**AIM OF THE EXERCISE**. Locate each line containing the string "screenshot" and copy it out.

Entries with figure data:
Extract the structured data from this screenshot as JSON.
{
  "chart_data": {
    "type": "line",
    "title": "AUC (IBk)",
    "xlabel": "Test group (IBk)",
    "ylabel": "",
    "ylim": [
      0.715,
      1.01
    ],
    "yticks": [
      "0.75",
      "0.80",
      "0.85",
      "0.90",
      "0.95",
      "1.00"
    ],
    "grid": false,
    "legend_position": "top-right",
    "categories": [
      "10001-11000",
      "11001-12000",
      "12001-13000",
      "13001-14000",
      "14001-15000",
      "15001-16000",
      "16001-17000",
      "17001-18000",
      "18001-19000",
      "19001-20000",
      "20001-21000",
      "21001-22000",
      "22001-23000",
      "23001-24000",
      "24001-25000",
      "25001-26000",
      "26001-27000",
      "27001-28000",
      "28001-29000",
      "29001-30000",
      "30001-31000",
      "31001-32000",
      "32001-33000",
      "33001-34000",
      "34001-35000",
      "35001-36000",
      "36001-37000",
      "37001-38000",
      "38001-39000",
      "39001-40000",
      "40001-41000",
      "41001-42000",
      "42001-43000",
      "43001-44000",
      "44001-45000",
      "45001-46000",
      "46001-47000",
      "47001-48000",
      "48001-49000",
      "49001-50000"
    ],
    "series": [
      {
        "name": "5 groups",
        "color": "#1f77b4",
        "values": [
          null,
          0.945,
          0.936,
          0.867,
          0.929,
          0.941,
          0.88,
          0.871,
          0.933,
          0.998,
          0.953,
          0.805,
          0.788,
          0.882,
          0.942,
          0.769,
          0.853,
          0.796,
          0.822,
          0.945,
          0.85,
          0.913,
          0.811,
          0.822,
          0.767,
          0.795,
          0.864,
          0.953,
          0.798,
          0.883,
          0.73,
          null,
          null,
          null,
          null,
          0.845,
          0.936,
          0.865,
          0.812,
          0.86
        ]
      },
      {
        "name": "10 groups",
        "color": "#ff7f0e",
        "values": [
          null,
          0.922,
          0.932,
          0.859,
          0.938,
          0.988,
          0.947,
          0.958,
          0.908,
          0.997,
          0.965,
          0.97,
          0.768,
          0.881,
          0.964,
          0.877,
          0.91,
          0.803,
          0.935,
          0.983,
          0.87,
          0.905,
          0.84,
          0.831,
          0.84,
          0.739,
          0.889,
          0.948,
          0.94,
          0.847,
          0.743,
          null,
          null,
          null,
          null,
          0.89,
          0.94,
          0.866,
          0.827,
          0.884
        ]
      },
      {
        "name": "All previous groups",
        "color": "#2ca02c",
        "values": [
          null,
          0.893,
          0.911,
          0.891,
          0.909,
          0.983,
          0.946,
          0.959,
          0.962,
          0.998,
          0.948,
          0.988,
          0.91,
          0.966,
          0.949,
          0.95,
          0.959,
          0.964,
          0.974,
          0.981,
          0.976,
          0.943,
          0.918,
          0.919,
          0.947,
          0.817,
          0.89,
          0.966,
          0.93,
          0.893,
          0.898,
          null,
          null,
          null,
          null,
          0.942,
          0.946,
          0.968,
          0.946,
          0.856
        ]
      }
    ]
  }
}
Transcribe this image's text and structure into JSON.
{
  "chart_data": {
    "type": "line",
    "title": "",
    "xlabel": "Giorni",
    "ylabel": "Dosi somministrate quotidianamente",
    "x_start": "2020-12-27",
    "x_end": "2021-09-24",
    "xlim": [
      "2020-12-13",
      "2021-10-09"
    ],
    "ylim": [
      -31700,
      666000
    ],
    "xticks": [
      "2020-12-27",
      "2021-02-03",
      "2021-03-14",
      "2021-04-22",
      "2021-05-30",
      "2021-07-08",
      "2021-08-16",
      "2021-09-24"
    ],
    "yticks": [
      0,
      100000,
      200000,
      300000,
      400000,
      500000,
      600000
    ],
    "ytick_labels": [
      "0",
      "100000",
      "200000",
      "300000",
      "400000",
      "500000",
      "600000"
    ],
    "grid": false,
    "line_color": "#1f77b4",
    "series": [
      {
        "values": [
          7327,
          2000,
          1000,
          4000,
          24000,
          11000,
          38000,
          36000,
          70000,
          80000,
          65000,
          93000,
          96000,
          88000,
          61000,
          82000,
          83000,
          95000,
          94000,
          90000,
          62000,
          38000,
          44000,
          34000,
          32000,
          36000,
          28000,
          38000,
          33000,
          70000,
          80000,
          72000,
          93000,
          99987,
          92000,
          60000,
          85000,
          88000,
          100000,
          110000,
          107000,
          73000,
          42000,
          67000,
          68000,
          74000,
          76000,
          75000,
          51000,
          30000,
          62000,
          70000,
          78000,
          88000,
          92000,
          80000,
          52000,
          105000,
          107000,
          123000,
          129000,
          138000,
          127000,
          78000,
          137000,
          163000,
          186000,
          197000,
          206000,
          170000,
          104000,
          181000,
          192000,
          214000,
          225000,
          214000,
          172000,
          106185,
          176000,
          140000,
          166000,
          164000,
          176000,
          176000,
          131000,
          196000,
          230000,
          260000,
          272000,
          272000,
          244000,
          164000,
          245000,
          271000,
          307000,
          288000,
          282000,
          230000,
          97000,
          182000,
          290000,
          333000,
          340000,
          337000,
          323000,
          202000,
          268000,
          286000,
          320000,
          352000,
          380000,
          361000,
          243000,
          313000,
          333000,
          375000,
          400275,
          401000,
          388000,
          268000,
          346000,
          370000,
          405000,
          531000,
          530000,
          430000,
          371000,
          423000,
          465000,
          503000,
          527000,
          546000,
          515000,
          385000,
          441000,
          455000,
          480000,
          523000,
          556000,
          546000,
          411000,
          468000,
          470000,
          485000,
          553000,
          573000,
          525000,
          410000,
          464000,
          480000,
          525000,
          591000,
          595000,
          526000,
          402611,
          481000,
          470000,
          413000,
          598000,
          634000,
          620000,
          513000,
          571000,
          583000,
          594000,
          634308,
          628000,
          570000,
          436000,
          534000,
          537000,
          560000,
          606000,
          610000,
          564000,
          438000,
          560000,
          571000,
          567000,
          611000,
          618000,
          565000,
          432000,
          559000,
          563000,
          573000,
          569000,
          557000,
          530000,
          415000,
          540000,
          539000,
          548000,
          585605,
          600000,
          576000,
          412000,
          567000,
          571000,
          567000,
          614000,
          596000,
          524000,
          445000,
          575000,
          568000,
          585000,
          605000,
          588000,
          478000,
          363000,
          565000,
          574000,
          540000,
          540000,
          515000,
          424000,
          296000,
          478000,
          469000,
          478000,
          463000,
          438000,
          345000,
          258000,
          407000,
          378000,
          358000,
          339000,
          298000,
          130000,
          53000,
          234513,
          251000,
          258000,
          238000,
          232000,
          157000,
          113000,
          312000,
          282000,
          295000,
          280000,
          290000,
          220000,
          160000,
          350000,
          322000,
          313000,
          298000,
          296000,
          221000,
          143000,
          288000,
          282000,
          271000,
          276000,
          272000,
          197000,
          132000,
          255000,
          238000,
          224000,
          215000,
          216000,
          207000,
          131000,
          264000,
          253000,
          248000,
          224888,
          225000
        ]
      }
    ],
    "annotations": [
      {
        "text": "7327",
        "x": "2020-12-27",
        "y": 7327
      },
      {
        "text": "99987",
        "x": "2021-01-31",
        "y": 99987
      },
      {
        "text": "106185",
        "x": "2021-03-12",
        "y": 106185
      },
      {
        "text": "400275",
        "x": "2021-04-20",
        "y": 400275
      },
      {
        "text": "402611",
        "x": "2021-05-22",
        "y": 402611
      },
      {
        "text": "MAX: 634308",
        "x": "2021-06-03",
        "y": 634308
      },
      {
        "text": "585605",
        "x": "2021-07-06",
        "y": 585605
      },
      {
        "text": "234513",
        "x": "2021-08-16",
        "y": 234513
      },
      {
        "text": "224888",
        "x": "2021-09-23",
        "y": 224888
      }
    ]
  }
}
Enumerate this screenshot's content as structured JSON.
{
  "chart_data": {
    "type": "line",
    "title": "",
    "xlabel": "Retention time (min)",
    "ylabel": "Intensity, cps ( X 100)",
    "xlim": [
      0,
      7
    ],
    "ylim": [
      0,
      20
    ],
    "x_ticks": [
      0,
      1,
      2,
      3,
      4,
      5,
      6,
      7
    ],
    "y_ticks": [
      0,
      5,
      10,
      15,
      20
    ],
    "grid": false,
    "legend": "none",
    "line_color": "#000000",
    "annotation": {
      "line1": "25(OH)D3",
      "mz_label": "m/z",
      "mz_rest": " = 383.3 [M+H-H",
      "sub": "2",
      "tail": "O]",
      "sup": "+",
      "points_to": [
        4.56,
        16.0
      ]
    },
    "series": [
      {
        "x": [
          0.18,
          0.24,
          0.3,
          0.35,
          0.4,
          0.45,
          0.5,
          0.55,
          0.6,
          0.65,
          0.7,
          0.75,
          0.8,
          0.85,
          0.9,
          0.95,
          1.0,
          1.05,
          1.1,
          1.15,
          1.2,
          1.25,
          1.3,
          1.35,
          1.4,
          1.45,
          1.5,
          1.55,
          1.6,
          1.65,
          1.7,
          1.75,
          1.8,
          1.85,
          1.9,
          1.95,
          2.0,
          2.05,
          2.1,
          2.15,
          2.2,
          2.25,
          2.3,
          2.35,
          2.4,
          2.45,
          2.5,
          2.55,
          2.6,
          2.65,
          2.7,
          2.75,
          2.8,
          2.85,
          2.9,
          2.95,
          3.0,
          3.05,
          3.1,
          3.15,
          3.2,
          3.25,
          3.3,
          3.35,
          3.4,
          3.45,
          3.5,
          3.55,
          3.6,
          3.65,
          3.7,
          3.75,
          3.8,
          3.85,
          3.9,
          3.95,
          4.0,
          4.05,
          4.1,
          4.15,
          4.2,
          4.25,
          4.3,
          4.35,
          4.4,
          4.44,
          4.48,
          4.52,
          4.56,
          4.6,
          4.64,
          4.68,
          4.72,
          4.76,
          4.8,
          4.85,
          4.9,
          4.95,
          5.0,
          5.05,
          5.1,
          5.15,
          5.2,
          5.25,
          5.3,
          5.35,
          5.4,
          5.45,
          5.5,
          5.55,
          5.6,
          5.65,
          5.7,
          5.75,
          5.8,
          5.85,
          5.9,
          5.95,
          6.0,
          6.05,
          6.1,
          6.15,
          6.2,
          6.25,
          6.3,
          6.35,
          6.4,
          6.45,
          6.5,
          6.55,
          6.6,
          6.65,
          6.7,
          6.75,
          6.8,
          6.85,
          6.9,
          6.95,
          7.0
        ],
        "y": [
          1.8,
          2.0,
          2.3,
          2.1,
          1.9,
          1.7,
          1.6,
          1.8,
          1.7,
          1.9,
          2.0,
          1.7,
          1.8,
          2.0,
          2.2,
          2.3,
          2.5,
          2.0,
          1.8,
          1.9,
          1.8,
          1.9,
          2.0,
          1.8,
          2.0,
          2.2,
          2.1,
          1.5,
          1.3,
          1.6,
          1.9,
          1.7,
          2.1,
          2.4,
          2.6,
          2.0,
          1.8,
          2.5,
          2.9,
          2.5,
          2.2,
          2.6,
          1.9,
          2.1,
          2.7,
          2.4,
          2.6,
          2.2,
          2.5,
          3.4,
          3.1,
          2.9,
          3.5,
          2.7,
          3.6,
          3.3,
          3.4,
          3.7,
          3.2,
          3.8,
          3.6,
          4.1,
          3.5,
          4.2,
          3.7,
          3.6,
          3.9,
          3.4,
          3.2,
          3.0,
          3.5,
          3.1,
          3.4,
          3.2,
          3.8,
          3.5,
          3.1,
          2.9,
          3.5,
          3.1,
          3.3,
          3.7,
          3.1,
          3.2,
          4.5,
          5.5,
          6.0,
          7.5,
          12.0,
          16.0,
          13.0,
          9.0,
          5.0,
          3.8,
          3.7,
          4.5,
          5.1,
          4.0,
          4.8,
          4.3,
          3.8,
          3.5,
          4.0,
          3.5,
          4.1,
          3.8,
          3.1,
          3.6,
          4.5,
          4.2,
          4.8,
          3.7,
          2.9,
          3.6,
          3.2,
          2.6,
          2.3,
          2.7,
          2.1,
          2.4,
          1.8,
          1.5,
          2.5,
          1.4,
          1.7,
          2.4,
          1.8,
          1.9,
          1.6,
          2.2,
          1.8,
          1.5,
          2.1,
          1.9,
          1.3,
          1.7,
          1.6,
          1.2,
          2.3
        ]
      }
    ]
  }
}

**SOLUTION FOR THIS EXERCISE**.
Extract the structured data from this screenshot as JSON.
Enumerate this screenshot's content as structured JSON.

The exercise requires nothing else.